[Dataset items]
_ _ _

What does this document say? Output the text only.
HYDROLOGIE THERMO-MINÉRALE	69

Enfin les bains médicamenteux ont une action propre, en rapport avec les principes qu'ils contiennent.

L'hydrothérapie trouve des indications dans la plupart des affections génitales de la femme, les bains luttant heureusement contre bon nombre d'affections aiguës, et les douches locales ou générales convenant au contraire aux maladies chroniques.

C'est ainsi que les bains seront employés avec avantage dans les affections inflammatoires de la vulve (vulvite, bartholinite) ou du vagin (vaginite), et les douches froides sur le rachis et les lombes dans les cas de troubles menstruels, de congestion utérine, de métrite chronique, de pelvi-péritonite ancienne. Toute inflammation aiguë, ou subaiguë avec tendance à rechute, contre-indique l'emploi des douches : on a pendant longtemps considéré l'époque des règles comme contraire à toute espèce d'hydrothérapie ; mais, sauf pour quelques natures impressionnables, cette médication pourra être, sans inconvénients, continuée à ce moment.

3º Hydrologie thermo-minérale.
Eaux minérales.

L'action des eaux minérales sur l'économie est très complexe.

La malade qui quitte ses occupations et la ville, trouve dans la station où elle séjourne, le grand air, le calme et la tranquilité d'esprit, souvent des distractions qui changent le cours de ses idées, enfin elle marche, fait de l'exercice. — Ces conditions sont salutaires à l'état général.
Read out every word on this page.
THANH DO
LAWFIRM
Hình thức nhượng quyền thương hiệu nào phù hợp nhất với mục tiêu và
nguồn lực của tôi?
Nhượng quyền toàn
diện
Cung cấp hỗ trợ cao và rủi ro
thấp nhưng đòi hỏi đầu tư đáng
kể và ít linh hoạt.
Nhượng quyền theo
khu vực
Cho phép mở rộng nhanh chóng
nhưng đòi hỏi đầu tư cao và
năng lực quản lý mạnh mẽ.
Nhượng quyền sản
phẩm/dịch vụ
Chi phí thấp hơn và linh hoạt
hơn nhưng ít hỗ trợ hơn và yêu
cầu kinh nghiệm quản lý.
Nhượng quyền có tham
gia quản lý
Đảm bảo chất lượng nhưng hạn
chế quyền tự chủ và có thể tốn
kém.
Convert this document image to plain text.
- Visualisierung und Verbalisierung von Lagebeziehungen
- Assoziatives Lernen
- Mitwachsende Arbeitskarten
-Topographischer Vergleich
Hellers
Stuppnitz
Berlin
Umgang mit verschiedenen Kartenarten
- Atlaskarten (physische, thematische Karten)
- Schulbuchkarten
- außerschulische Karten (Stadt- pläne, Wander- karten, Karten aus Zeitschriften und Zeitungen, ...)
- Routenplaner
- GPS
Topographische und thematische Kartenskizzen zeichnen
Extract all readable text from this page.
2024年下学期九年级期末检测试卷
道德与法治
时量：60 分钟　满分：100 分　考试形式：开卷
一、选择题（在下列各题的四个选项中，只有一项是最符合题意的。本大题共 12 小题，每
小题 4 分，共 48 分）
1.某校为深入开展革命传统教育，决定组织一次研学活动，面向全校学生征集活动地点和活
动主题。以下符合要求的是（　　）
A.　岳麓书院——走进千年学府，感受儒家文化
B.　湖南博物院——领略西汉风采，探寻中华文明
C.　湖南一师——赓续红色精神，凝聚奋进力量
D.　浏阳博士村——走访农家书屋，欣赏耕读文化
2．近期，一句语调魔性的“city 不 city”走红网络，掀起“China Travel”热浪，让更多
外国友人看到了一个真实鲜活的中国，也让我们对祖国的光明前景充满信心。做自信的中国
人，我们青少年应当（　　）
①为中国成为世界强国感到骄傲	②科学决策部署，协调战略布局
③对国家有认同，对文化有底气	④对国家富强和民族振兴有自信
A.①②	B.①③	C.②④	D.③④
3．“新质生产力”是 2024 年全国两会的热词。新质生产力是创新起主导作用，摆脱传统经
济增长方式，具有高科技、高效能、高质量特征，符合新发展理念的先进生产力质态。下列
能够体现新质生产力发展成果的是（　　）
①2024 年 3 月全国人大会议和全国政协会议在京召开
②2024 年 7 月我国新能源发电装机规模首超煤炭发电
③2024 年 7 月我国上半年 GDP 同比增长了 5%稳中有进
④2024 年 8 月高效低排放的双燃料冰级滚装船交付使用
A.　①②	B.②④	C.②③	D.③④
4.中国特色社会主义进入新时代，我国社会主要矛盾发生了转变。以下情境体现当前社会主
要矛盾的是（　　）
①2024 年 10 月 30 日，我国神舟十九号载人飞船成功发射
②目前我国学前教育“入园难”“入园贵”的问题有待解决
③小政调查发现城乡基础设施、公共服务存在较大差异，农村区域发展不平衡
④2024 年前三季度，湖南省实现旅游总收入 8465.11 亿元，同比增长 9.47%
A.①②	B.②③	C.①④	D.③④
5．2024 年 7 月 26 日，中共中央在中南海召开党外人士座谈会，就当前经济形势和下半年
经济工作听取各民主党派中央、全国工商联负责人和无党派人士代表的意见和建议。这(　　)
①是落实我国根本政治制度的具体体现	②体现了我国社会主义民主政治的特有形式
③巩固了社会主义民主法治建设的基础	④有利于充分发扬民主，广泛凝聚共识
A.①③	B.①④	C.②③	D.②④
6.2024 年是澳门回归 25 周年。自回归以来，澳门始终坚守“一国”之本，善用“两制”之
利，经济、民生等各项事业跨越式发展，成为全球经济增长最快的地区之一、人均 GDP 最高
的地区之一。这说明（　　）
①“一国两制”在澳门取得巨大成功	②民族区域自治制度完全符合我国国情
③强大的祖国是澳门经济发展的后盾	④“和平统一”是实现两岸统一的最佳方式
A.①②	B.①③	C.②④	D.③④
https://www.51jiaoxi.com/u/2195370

_ _ _

[REQUEST]
Transcribe each entry precisely, missing none.

[ANSWER TO THIS PROBLEM]
What does this document say? Output the text only.
HYDROLOGIE THERMO-MINÉRALE	69

Enfin les bains médicamenteux ont une action propre, en rapport avec les principes qu'ils contiennent.

L'hydrothérapie trouve des indications dans la plupart des affections génitales de la femme, les bains luttant heureusement contre bon nombre d'affections aiguës, et les douches locales ou générales convenant au contraire aux maladies chroniques.

C'est ainsi que les bains seront employés avec avantage dans les affections inflammatoires de la vulve (vulvite, bartholinite) ou du vagin (vaginite), et les douches froides sur le rachis et les lombes dans les cas de troubles menstruels, de congestion utérine, de métrite chronique, de pelvi-péritonite ancienne. Toute inflammation aiguë, ou subaiguë avec tendance à rechute, contre-indique l'emploi des douches : on a pendant longtemps considéré l'époque des règles comme contraire à toute espèce d'hydrothérapie ; mais, sauf pour quelques natures impressionnables, cette médication pourra être, sans inconvénients, continuée à ce moment.

3º Hydrologie thermo-minérale.
Eaux minérales.

L'action des eaux minérales sur l'économie est très complexe.

La malade qui quitte ses occupations et la ville, trouve dans la station où elle séjourne, le grand air, le calme et la tranquilité d'esprit, souvent des distractions qui changent le cours de ses idées, enfin elle marche, fait de l'exercice. — Ces conditions sont salutaires à l'état général.
Read out every word on this page.
THANH DO
LAWFIRM
Hình thức nhượng quyền thương hiệu nào phù hợp nhất với mục tiêu và
nguồn lực của tôi?
Nhượng quyền toàn
diện
Cung cấp hỗ trợ cao và rủi ro
thấp nhưng đòi hỏi đầu tư đáng
kể và ít linh hoạt.
Nhượng quyền theo
khu vực
Cho phép mở rộng nhanh chóng
nhưng đòi hỏi đầu tư cao và
năng lực quản lý mạnh mẽ.
Nhượng quyền sản
phẩm/dịch vụ
Chi phí thấp hơn và linh hoạt
hơn nhưng ít hỗ trợ hơn và yêu
cầu kinh nghiệm quản lý.
Nhượng quyền có tham
gia quản lý
Đảm bảo chất lượng nhưng hạn
chế quyền tự chủ và có thể tốn
kém.
Convert this document image to plain text.
- Visualisierung und Verbalisierung von Lagebeziehungen
- Assoziatives Lernen
- Mitwachsende Arbeitskarten
-Topographischer Vergleich
Hellers
Stuppnitz
Berlin
Umgang mit verschiedenen Kartenarten
- Atlaskarten (physische, thematische Karten)
- Schulbuchkarten
- außerschulische Karten (Stadt- pläne, Wander- karten, Karten aus Zeitschriften und Zeitungen, ...)
- Routenplaner
- GPS
Topographische und thematische Kartenskizzen zeichnen
Extract all readable text from this page.
2024年下学期九年级期末检测试卷
道德与法治
时量：60 分钟　满分：100 分　考试形式：开卷
一、选择题（在下列各题的四个选项中，只有一项是最符合题意的。本大题共 12 小题，每
小题 4 分，共 48 分）
1.某校为深入开展革命传统教育，决定组织一次研学活动，面向全校学生征集活动地点和活
动主题。以下符合要求的是（　　）
A.　岳麓书院——走进千年学府，感受儒家文化
B.　湖南博物院——领略西汉风采，探寻中华文明
C.　湖南一师——赓续红色精神，凝聚奋进力量
D.　浏阳博士村——走访农家书屋，欣赏耕读文化
2．近期，一句语调魔性的“city 不 city”走红网络，掀起“China Travel”热浪，让更多
外国友人看到了一个真实鲜活的中国，也让我们对祖国的光明前景充满信心。做自信的中国
人，我们青少年应当（　　）
①为中国成为世界强国感到骄傲	②科学决策部署，协调战略布局
③对国家有认同，对文化有底气	④对国家富强和民族振兴有自信
A.①②	B.①③	C.②④	D.③④
3．“新质生产力”是 2024 年全国两会的热词。新质生产力是创新起主导作用，摆脱传统经
济增长方式，具有高科技、高效能、高质量特征，符合新发展理念的先进生产力质态。下列
能够体现新质生产力发展成果的是（　　）
①2024 年 3 月全国人大会议和全国政协会议在京召开
②2024 年 7 月我国新能源发电装机规模首超煤炭发电
③2024 年 7 月我国上半年 GDP 同比增长了 5%稳中有进
④2024 年 8 月高效低排放的双燃料冰级滚装船交付使用
A.　①②	B.②④	C.②③	D.③④
4.中国特色社会主义进入新时代，我国社会主要矛盾发生了转变。以下情境体现当前社会主
要矛盾的是（　　）
①2024 年 10 月 30 日，我国神舟十九号载人飞船成功发射
②目前我国学前教育“入园难”“入园贵”的问题有待解决
③小政调查发现城乡基础设施、公共服务存在较大差异，农村区域发展不平衡
④2024 年前三季度，湖南省实现旅游总收入 8465.11 亿元，同比增长 9.47%
A.①②	B.②③	C.①④	D.③④
5．2024 年 7 月 26 日，中共中央在中南海召开党外人士座谈会，就当前经济形势和下半年
经济工作听取各民主党派中央、全国工商联负责人和无党派人士代表的意见和建议。这(　　)
①是落实我国根本政治制度的具体体现	②体现了我国社会主义民主政治的特有形式
③巩固了社会主义民主法治建设的基础	④有利于充分发扬民主，广泛凝聚共识
A.①③	B.①④	C.②③	D.②④
6.2024 年是澳门回归 25 周年。自回归以来，澳门始终坚守“一国”之本，善用“两制”之
利，经济、民生等各项事业跨越式发展，成为全球经济增长最快的地区之一、人均 GDP 最高
的地区之一。这说明（　　）
①“一国两制”在澳门取得巨大成功	②民族区域自治制度完全符合我国国情
③强大的祖国是澳门经济发展的后盾	④“和平统一”是实现两岸统一的最佳方式
A.①②	B.①③	C.②④	D.③④
https://www.51jiaoxi.com/u/2195370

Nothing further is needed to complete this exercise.